-- START OF Data supplied --

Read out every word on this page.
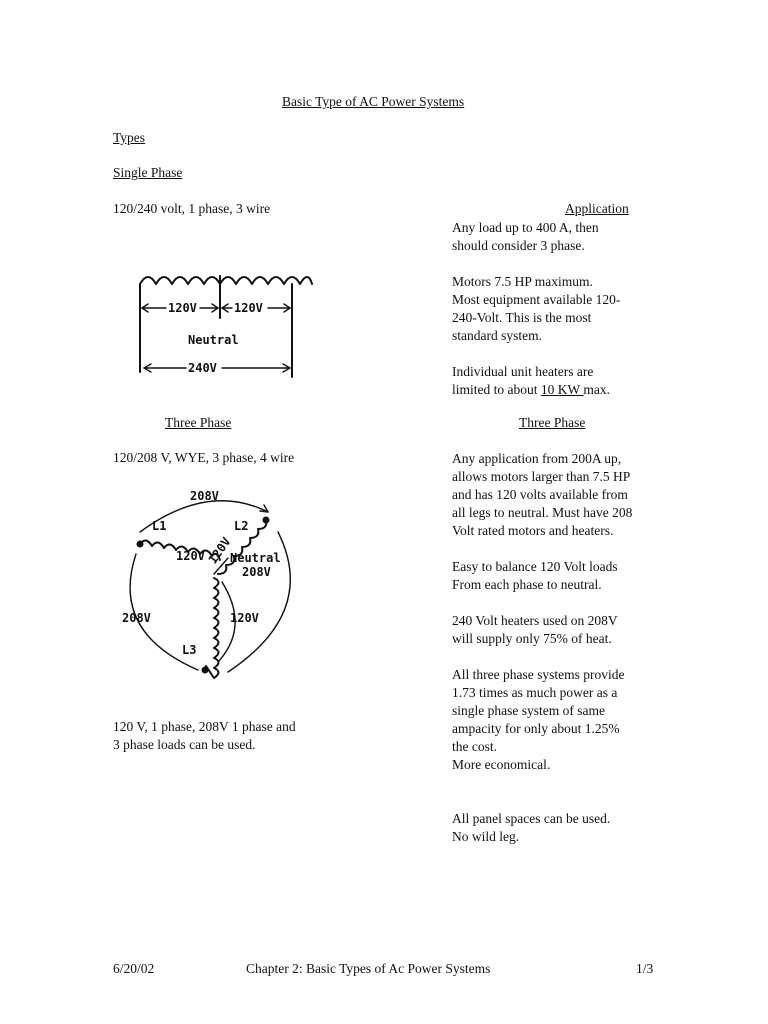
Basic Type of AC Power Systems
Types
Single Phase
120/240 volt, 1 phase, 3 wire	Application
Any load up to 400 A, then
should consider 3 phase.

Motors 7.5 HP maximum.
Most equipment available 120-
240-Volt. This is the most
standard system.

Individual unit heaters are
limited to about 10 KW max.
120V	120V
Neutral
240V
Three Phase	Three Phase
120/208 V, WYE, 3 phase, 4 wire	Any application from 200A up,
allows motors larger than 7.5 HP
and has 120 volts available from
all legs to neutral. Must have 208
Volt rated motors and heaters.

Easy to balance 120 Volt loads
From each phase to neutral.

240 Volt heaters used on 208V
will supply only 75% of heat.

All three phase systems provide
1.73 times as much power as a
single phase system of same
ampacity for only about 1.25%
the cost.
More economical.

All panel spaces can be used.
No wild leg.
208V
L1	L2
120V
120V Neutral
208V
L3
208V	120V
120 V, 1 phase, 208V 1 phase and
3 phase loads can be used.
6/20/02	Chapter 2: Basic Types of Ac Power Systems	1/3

-- END OF Data supplied --
-- START OF Data supplied --

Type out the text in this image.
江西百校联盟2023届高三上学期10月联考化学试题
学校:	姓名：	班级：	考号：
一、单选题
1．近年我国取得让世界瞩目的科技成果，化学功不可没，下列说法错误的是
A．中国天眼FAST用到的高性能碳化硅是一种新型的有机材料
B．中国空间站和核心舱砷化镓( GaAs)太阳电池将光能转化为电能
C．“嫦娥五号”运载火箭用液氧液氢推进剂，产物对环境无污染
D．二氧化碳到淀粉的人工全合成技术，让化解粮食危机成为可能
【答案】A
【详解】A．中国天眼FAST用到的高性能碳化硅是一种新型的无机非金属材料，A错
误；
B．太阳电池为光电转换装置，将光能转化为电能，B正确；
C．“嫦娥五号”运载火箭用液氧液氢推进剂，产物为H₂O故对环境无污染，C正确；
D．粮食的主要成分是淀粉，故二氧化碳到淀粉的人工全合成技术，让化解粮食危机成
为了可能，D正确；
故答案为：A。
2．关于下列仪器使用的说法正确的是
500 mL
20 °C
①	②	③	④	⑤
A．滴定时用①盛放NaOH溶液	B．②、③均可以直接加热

-- END OF Data supplied --

## Exercise directions:
Scan the listing above and identify each line holding the string "Types"; copy every such line.

## Output of the task:
Types
6/20/02	Chapter 2: Basic Types of Ac Power Systems	1/3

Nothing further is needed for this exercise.